▸ **THE REQUEST**
Report how many lines below contain the word "SRMTID", and give only that number.

────────────────────

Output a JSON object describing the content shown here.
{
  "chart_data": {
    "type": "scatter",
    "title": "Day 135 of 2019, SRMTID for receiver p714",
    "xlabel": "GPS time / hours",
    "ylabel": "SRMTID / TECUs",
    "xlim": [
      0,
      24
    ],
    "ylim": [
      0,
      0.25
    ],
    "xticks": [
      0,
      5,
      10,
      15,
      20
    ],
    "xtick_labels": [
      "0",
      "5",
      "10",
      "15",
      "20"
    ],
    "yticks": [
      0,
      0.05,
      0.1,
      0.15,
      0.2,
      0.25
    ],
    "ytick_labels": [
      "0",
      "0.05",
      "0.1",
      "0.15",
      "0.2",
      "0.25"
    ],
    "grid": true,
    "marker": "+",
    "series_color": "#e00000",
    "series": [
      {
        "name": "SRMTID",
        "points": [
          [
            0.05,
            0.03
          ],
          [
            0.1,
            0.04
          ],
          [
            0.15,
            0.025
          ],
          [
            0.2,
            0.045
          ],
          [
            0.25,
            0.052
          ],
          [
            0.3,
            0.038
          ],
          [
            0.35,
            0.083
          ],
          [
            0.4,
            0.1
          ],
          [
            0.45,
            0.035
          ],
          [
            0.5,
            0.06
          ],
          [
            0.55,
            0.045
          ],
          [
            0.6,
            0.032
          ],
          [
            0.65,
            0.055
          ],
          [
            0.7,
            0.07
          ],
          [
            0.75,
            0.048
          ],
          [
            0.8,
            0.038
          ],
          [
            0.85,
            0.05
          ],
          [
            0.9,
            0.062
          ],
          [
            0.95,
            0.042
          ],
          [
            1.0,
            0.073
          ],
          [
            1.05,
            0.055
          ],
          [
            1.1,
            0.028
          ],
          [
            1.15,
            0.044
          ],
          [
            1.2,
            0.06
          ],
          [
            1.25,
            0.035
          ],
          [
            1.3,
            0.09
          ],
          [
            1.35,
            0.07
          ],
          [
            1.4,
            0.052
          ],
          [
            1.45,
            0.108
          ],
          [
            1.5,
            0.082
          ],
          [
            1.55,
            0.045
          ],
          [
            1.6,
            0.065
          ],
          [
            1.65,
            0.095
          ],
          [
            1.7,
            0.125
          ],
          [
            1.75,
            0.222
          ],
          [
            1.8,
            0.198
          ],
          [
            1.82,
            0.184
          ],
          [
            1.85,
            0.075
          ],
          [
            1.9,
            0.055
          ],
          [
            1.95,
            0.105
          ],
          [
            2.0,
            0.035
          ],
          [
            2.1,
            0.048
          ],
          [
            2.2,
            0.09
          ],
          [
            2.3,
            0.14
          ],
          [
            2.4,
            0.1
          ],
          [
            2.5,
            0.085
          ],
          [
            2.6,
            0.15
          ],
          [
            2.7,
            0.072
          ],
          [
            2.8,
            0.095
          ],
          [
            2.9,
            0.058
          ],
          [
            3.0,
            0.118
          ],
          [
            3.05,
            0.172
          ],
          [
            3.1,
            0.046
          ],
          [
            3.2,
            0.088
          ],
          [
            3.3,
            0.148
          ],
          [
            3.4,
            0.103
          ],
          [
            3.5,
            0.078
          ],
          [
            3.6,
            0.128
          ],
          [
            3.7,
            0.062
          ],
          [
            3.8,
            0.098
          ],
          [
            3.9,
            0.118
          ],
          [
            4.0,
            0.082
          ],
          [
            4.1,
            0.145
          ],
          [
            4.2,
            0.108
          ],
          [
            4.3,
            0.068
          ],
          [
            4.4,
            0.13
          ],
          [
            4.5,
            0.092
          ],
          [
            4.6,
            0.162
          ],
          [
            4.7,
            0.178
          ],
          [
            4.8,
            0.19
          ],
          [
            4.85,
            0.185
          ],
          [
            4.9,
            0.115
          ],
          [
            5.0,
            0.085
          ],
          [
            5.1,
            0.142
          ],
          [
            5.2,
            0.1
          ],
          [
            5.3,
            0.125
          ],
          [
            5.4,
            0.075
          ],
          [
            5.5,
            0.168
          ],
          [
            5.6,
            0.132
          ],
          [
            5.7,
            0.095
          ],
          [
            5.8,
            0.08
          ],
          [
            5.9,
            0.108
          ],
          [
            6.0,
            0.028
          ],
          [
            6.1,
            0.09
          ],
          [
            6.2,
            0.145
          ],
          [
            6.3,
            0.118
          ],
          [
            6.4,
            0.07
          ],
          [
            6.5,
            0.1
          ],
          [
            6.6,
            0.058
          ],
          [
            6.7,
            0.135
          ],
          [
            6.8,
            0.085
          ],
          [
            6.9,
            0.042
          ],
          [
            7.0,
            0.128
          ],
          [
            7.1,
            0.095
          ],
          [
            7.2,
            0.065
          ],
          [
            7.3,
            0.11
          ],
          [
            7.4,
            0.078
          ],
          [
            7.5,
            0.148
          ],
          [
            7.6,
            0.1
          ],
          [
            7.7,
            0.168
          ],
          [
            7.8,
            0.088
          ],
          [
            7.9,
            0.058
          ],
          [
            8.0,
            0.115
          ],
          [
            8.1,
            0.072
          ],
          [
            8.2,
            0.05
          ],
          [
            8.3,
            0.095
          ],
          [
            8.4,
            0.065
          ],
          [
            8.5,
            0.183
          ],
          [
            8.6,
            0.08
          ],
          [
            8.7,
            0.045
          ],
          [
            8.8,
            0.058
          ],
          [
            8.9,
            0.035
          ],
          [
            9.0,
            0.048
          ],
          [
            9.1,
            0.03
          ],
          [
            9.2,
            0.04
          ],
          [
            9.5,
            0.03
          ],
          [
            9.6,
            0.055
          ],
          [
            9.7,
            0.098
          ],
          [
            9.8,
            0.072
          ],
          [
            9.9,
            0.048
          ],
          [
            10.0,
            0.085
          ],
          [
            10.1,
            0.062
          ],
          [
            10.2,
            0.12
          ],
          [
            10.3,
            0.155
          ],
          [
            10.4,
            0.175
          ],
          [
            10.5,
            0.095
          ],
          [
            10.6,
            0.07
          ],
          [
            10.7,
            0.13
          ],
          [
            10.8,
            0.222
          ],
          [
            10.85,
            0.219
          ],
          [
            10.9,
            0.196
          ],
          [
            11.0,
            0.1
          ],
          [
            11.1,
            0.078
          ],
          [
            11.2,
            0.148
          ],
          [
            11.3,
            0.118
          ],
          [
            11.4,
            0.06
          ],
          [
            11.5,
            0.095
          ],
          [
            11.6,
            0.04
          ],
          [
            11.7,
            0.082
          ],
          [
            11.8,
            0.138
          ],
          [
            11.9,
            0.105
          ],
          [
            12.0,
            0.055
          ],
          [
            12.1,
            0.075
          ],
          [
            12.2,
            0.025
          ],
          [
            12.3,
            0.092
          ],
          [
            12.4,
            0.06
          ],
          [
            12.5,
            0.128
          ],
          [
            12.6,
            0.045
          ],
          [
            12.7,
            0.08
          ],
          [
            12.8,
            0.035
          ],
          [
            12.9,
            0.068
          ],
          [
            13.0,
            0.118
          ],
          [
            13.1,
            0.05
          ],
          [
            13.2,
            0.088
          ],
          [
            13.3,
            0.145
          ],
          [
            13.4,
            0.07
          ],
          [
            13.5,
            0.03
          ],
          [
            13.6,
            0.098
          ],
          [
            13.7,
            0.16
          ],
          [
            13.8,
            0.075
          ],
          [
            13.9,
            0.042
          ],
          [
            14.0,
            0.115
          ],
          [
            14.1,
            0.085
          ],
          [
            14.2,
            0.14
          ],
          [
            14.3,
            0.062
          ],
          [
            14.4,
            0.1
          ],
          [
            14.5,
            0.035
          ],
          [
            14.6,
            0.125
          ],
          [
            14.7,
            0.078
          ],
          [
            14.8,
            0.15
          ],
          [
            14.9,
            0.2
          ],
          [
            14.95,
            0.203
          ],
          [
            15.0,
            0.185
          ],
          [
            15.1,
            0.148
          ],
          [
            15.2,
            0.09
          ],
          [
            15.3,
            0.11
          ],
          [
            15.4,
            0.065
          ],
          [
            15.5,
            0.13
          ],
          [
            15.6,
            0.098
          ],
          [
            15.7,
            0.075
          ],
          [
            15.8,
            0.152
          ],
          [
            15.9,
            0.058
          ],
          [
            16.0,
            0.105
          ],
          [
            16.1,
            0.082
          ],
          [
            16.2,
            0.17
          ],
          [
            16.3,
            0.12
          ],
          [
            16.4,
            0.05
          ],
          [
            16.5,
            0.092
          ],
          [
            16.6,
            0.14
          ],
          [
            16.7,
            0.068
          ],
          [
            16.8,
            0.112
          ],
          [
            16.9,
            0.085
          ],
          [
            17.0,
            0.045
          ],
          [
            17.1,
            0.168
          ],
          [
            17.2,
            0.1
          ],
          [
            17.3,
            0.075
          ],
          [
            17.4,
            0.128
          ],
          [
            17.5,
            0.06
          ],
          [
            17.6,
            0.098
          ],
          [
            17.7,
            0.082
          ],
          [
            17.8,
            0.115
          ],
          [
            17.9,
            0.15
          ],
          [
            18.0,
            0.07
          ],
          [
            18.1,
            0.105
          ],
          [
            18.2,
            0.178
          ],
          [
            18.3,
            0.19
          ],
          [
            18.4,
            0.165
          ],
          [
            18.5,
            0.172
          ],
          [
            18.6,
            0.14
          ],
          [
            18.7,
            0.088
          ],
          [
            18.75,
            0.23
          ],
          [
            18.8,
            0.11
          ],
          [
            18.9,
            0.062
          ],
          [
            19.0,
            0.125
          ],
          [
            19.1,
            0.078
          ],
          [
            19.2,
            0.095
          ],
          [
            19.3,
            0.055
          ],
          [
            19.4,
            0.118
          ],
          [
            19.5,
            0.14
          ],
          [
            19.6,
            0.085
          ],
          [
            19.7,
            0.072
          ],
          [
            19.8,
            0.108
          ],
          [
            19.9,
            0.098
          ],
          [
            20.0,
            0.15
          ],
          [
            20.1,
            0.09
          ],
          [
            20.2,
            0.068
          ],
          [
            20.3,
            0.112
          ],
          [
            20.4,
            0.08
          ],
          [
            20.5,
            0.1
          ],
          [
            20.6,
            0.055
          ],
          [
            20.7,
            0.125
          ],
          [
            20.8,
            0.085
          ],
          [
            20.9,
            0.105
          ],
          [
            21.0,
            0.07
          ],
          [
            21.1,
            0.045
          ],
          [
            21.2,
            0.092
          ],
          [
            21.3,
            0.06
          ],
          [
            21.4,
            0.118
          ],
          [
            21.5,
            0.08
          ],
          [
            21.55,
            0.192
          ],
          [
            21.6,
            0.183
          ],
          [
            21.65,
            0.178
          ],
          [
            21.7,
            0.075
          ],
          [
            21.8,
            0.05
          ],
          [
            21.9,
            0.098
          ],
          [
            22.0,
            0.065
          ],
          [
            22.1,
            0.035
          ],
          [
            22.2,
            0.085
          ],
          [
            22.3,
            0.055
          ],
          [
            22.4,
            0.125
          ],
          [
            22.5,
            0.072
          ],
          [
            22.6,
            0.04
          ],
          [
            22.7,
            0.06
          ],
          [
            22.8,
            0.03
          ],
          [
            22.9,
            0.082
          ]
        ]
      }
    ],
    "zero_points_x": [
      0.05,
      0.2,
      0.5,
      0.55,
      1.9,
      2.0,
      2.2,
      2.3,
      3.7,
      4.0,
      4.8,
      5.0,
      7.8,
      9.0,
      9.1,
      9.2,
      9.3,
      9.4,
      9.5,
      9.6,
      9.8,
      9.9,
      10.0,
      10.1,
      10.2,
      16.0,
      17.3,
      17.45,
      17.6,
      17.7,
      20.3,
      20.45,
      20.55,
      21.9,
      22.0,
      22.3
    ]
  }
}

────────────────────

▸ **FINISHED EXERCISE**
3